**YOUR INSTRUCTIONS:** Gather up all lines that carry the word "CallBack".

**MATERIAL FOR THE TASK:**
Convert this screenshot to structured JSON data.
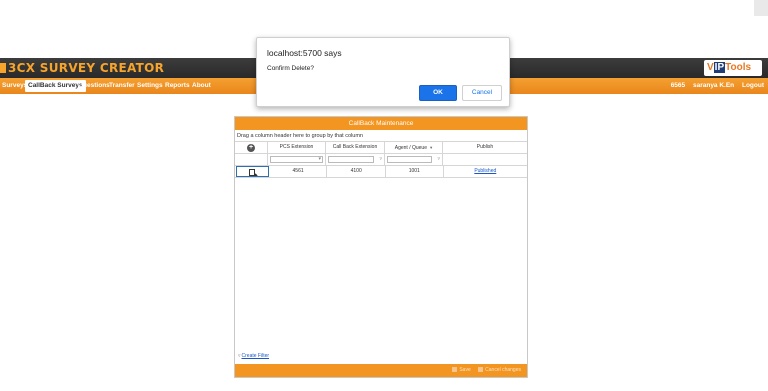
{
  "header": {
    "app_title": "3CX SURVEY CREATOR",
    "logo_v": "V",
    "logo_ip": "IP",
    "logo_tools": "Tools"
  },
  "nav": {
    "items": [
      "Surveys",
      "CallBack Surveys",
      "Questions",
      "Transfer",
      "Settings",
      "Reports",
      "About"
    ],
    "active": "CallBack Surveys",
    "user_ext": "6565",
    "user_name": "saranya K.En",
    "logout": "Logout"
  },
  "panel": {
    "title": "CallBack Maintenance",
    "group_hint": "Drag a column header here to group by that column",
    "columns": [
      "PCS Extension",
      "Call Back Extension",
      "Agent / Queue",
      "Publish"
    ],
    "rows": [
      {
        "pcs_extension": "4561",
        "call_back_extension": "4100",
        "agent_queue": "1001",
        "publish": "Published"
      }
    ],
    "create_filter": "Create Filter",
    "save_label": "Save",
    "cancel_changes_label": "Cancel changes"
  },
  "dialog": {
    "title": "localhost:5700 says",
    "message": "Confirm Delete?",
    "ok_label": "OK",
    "cancel_label": "Cancel"
  },
  "colors": {
    "accent": "#f39521",
    "header_bg": "#333333",
    "title_color": "#f6a42b",
    "button_blue": "#1a73e8"
  }
}
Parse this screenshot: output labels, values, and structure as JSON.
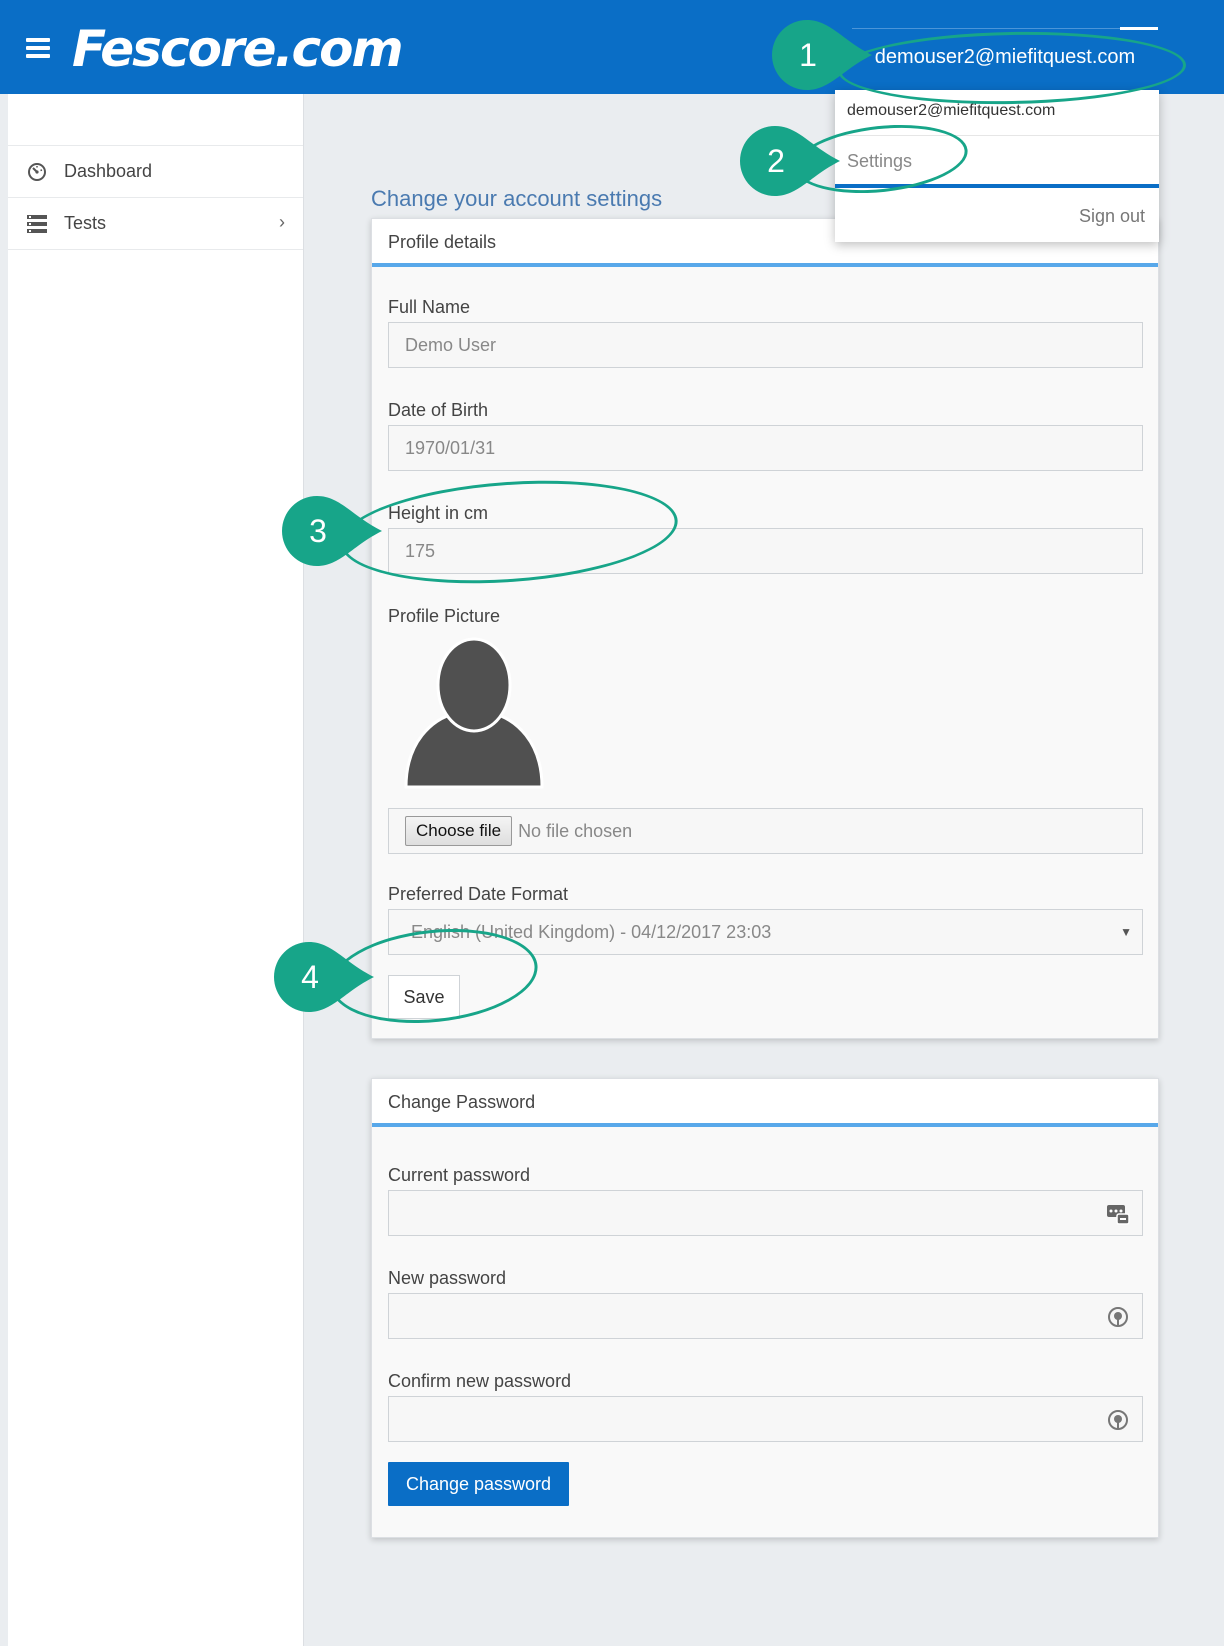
{
  "header": {
    "brand": "Fescore.com",
    "user_email": "demouser2@miefitquest.com"
  },
  "sidebar": {
    "items": [
      {
        "label": "Dashboard",
        "icon": "dashboard-gauge-icon"
      },
      {
        "label": "Tests",
        "icon": "tests-list-icon",
        "chevron": "chevron-right-icon"
      }
    ]
  },
  "page": {
    "title": "Change your account settings"
  },
  "profile": {
    "heading": "Profile details",
    "full_name_label": "Full Name",
    "full_name_value": "Demo User",
    "dob_label": "Date of Birth",
    "dob_value": "1970/01/31",
    "height_label": "Height in cm",
    "height_value": "175",
    "picture_label": "Profile Picture",
    "choose_file_label": "Choose file",
    "no_file_text": "No file chosen",
    "date_format_label": "Preferred Date Format",
    "date_format_value": "English (United Kingdom) - 04/12/2017 23:03",
    "save_label": "Save"
  },
  "password": {
    "heading": "Change Password",
    "current_label": "Current password",
    "new_label": "New password",
    "confirm_label": "Confirm new password",
    "submit_label": "Change password"
  },
  "user_menu": {
    "email": "demouser2@miefitquest.com",
    "settings": "Settings",
    "sign_out": "Sign out"
  },
  "annotations": {
    "one": "1",
    "two": "2",
    "three": "3",
    "four": "4",
    "color": "#17a589"
  }
}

**FINAL ANSWER:**
      "CallBack Surveys",
    "active": "CallBack Surveys",
    "title": "CallBack Maintenance",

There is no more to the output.